Tally how many lines of these entries hold the string "Drehmoment". Return the number alone.

ENTRIES SHOWN =>
* * * * *

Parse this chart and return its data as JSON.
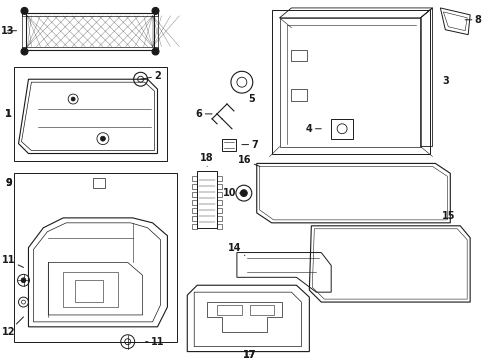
{
  "background_color": "#ffffff",
  "line_color": "#1a1a1a",
  "gray_color": "#888888",
  "lw": 0.7,
  "thin_lw": 0.4
}
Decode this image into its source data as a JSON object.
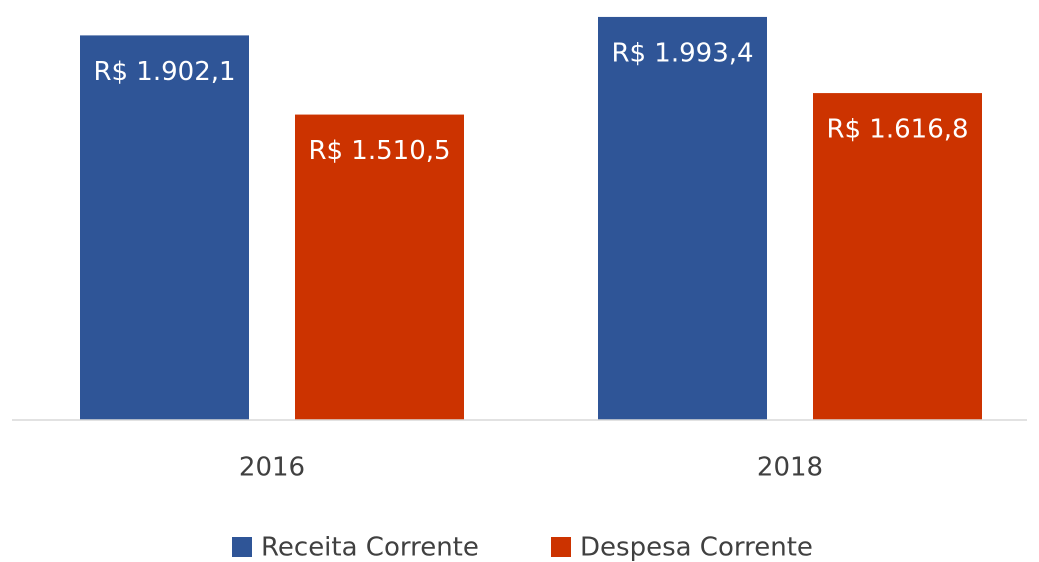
{
  "chart_data": {
    "type": "bar",
    "categories": [
      "2016",
      "2018"
    ],
    "series": [
      {
        "name": "Receita Corrente",
        "color": "#2f5597",
        "values": [
          1902.1,
          1993.4
        ],
        "value_labels": [
          "R$ 1.902,1",
          "R$ 1.993,4"
        ]
      },
      {
        "name": "Despesa Corrente",
        "color": "#cc3300",
        "values": [
          1510.5,
          1616.8
        ],
        "value_labels": [
          "R$ 1.510,5",
          "R$ 1.616,8"
        ]
      }
    ],
    "ylim": [
      0,
      2000
    ],
    "legend": "bottom"
  }
}
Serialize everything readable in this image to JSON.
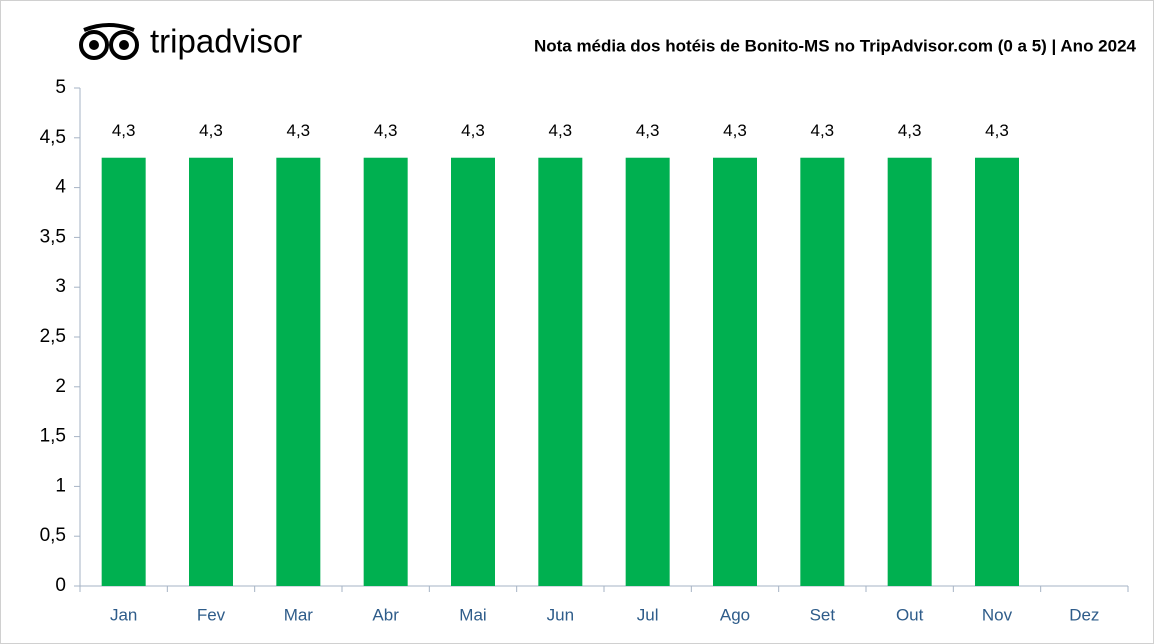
{
  "chart_data": {
    "type": "bar",
    "logo": "tripadvisor",
    "title": "Nota média dos hotéis de Bonito-MS no TripAdvisor.com (0 a 5) | Ano 2024",
    "categories": [
      "Jan",
      "Fev",
      "Mar",
      "Abr",
      "Mai",
      "Jun",
      "Jul",
      "Ago",
      "Set",
      "Out",
      "Nov",
      "Dez"
    ],
    "values": [
      4.3,
      4.3,
      4.3,
      4.3,
      4.3,
      4.3,
      4.3,
      4.3,
      4.3,
      4.3,
      4.3,
      null
    ],
    "value_labels": [
      "4,3",
      "4,3",
      "4,3",
      "4,3",
      "4,3",
      "4,3",
      "4,3",
      "4,3",
      "4,3",
      "4,3",
      "4,3",
      null
    ],
    "color": "#00b050",
    "ylim": [
      0,
      5
    ],
    "yticks": [
      0,
      {
        "value": 0.5,
        "label": "0,5"
      },
      1,
      {
        "value": 1.5,
        "label": "1,5"
      },
      2,
      {
        "value": 2.5,
        "label": "2,5"
      },
      3,
      {
        "value": 3.5,
        "label": "3,5"
      },
      4,
      {
        "value": 4.5,
        "label": "4,5"
      },
      5
    ],
    "grid": false
  }
}
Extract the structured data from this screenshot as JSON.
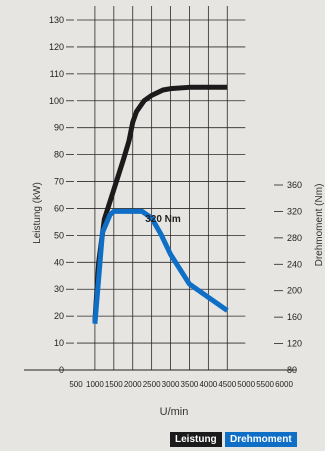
{
  "chart_data": {
    "type": "line",
    "xlabel": "U/min",
    "ylabel_left": "Leistung (kW)",
    "ylabel_right": "Drehmoment (Nm)",
    "annotation": "320 Nm",
    "x_ticks": [
      500,
      1000,
      1500,
      2000,
      2500,
      3000,
      3500,
      4000,
      4500,
      5000,
      5500,
      6000
    ],
    "xlim": [
      500,
      6000
    ],
    "y_left_ticks": [
      0,
      10,
      20,
      30,
      40,
      50,
      60,
      70,
      80,
      90,
      100,
      110,
      120,
      130
    ],
    "ylim_left": [
      0,
      130
    ],
    "y_right_ticks": [
      80,
      120,
      160,
      200,
      240,
      280,
      320,
      360
    ],
    "ylim_right": [
      80,
      360
    ],
    "grid": true,
    "legend_position": "bottom-right",
    "series": [
      {
        "name": "Leistung",
        "axis": "left",
        "color": "#1b1b1b",
        "x": [
          1000,
          1100,
          1250,
          1500,
          1750,
          1900,
          2000,
          2100,
          2300,
          2500,
          2800,
          3000,
          3500,
          4000,
          4500
        ],
        "y": [
          18,
          40,
          56,
          67,
          78,
          85,
          92,
          96,
          100,
          102,
          104,
          104.5,
          105,
          105,
          105
        ]
      },
      {
        "name": "Drehmoment",
        "axis": "right",
        "color": "#0f6fc6",
        "x": [
          1000,
          1200,
          1400,
          1500,
          1750,
          2000,
          2250,
          2500,
          2750,
          3000,
          3500,
          4000,
          4500
        ],
        "y": [
          150,
          288,
          315,
          320,
          320,
          320,
          320,
          310,
          285,
          255,
          210,
          190,
          170
        ]
      }
    ]
  }
}
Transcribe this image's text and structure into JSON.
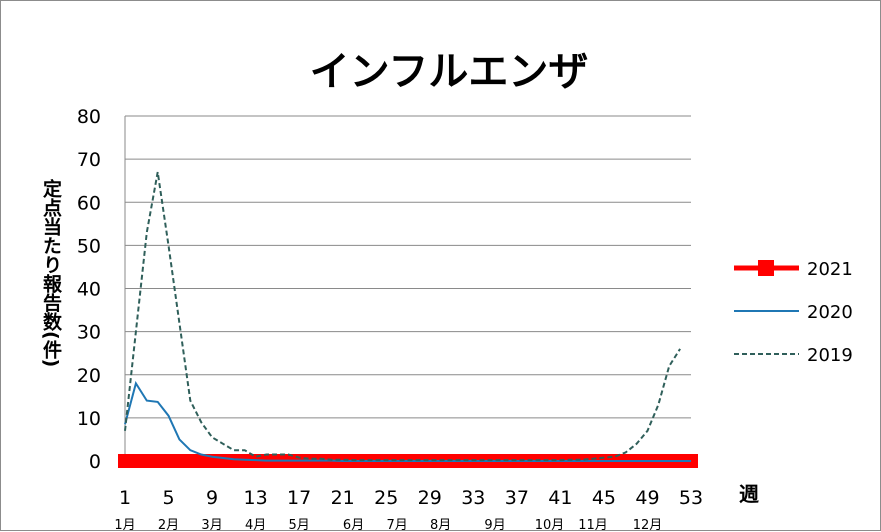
{
  "chart_data": {
    "type": "line",
    "title": "インフルエンザ",
    "ylabel": "定点当たり報告数(件)",
    "xlabel": "週",
    "ylim": [
      0,
      80
    ],
    "yticks": [
      0,
      10,
      20,
      30,
      40,
      50,
      60,
      70,
      80
    ],
    "xlim": [
      1,
      53
    ],
    "xticks": [
      1,
      5,
      9,
      13,
      17,
      21,
      25,
      29,
      33,
      37,
      41,
      45,
      49,
      53
    ],
    "month_labels": [
      {
        "label": "1月",
        "week": 1
      },
      {
        "label": "2月",
        "week": 5
      },
      {
        "label": "3月",
        "week": 9
      },
      {
        "label": "4月",
        "week": 13
      },
      {
        "label": "5月",
        "week": 17
      },
      {
        "label": "6月",
        "week": 22
      },
      {
        "label": "7月",
        "week": 26
      },
      {
        "label": "8月",
        "week": 30
      },
      {
        "label": "9月",
        "week": 35
      },
      {
        "label": "10月",
        "week": 40
      },
      {
        "label": "11月",
        "week": 44
      },
      {
        "label": "12月",
        "week": 49
      }
    ],
    "grid": true,
    "legend": "right",
    "series": [
      {
        "name": "2021",
        "color": "#ff0000",
        "style": "thick-square",
        "x": [
          1,
          53
        ],
        "y": [
          0,
          0
        ]
      },
      {
        "name": "2020",
        "color": "#1f77b4",
        "style": "solid",
        "x": [
          1,
          2,
          3,
          4,
          5,
          6,
          7,
          8,
          9,
          10,
          11,
          12,
          13,
          14,
          15,
          16,
          17,
          18,
          19,
          20,
          21,
          22,
          23,
          24,
          25,
          26,
          27,
          28,
          29,
          30,
          31,
          32,
          33,
          34,
          35,
          36,
          37,
          38,
          39,
          40,
          41,
          42,
          43,
          44,
          45,
          46,
          47,
          48,
          49,
          50,
          51,
          52,
          53
        ],
        "y": [
          8.5,
          18,
          14,
          13.7,
          10.5,
          5,
          2.5,
          1.5,
          1,
          0.7,
          0.4,
          0.3,
          0.2,
          0.1,
          0.1,
          0.1,
          0.1,
          0.1,
          0.1,
          0.1,
          0,
          0,
          0,
          0,
          0,
          0,
          0,
          0,
          0,
          0,
          0,
          0,
          0,
          0,
          0,
          0,
          0,
          0,
          0,
          0,
          0,
          0,
          0,
          0,
          0,
          0,
          0,
          0,
          0,
          0,
          0,
          0,
          0
        ]
      },
      {
        "name": "2019",
        "color": "#2f5f5a",
        "style": "dashed",
        "x": [
          1,
          2,
          3,
          4,
          5,
          6,
          7,
          8,
          9,
          10,
          11,
          12,
          13,
          14,
          15,
          16,
          17,
          18,
          19,
          20,
          21,
          22,
          23,
          24,
          25,
          26,
          27,
          28,
          29,
          30,
          31,
          32,
          33,
          34,
          35,
          36,
          37,
          38,
          39,
          40,
          41,
          42,
          43,
          44,
          45,
          46,
          47,
          48,
          49,
          50,
          51,
          52
        ],
        "y": [
          7,
          30,
          53,
          67,
          50,
          32,
          14,
          9,
          5.5,
          4,
          2.5,
          2.5,
          1,
          1.5,
          1.5,
          1.5,
          0.8,
          0.5,
          0.5,
          0.3,
          0.3,
          0.2,
          0.2,
          0.2,
          0.2,
          0.2,
          0.2,
          0.2,
          0.2,
          0.2,
          0.2,
          0.2,
          0.2,
          0.2,
          0.2,
          0.2,
          0.2,
          0.2,
          0.2,
          0.2,
          0.2,
          0.3,
          0.3,
          0.5,
          0.8,
          1,
          2,
          4,
          7,
          13,
          22,
          26
        ]
      }
    ]
  }
}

* * * * *

TASK OUTPUT =>
2